Posted by
Rob on Monday, July 11, 2011 9:32:33 AM

Cornelius Hunter just posted a
wonderful blog
about the "debate" between Newton and Laplace about the origin of the
solar system. Newton remained a committed Theist to his dying day,
believing that God created the planets in their orbits, but had to fix
them occasionally to keep them in line. Laplace, on the other hand, "had
no need for that hypothesis" and in the original "god-of-the-gaps"
argument, reduced God's job requirements by one.
No, make that two, because Laplace formulated a "Nebular Hypothesis"
explanation of the creation of the solar system (1796), so God didn't actually have to
create the planets either. Immanuel Kant really liked the nebular
hypothesis, and wrote quite a long treatise
on it early in his career in 1755. No, it certainly wasn't as famous
as his later work, but you can see how this god-of-the-gaps thing
converted people into atheists and rationalists.

DATA EXCERPTS =>
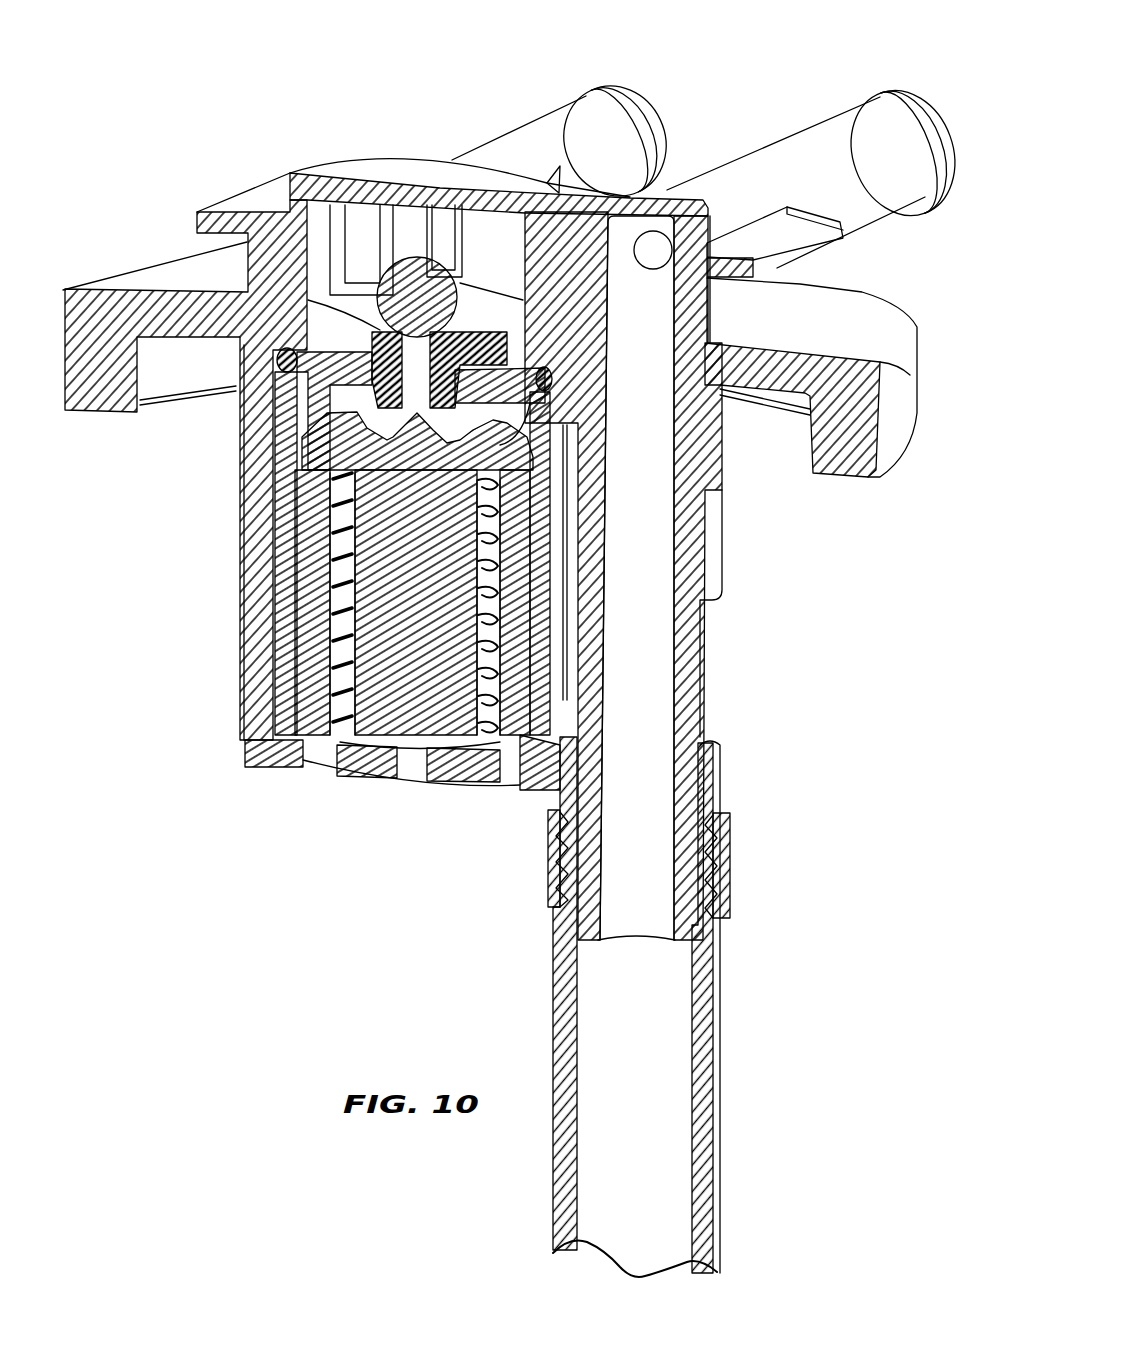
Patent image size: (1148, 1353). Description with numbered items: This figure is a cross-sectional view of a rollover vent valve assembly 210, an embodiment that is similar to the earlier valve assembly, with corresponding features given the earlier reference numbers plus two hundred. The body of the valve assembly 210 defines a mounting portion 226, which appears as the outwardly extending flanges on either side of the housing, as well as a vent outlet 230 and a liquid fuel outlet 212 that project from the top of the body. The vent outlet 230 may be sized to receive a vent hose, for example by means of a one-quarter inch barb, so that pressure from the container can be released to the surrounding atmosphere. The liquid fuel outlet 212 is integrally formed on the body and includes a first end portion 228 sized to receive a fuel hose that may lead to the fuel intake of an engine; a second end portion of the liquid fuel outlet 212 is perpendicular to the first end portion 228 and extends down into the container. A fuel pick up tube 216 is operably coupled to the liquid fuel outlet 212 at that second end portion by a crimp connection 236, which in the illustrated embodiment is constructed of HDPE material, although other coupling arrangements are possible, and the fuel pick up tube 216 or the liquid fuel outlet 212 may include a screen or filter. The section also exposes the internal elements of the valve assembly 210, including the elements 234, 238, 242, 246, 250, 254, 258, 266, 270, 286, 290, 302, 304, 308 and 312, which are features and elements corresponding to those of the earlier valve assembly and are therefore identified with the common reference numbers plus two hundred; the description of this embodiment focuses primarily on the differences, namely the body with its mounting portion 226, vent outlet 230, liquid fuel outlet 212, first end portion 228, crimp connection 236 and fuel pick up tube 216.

The rollover vent valve assembly 210 is at (318, 154).
The liquid fuel outlet 212 is at (797, 152).
The fuel pick up tube 216 is at (703, 1038).
The mounting portion 226 is at (107, 388).
The first end portion 228 is at (930, 96).
The vent outlet 230 is at (605, 137).
The cylinder wall 234 is at (282, 522).
The crimp connection 236 is at (730, 872).
The piston skirt 238 is at (312, 582).
The bottom cap 242 is at (273, 760).
The cap 246 is at (375, 412).
The gap 250 is at (532, 663).
The plate 254 is at (501, 281).
The bottom opening 258 is at (320, 769).
The wall 266 is at (478, 408).
The cavity 270 is at (505, 347).
The ring 286 is at (500, 396).
The ball valve 290 is at (357, 333).
The valve seat 302 is at (352, 332).
The crown 304 is at (417, 435).
The piston 308 is at (345, 598).
The spring 312 is at (344, 638).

TO DO =>
A - Write out the passage from the post about Newton and Laplace, starting with "argument, reduced God's" and going on through "atheists and rationalists.".
B - According to the post about Newton and Laplace, in what year did Kant write his treatise on the nebular hypothesis?

FINAL RESULTS =>
A -
argument, reduced God's job requirements by one.
No, make that two, because Laplace formulated a "Nebular Hypothesis"
explanation of the creation of the solar system (1796), so God didn't actually have to
create the planets either. Immanuel Kant really liked the nebular
hypothesis, and wrote quite a long treatise
on it early in his career in 1755. No, it certainly wasn't as famous
as his later work, but you can see how this god-of-the-gaps thing
converted people into atheists and rationalists.

B - 1755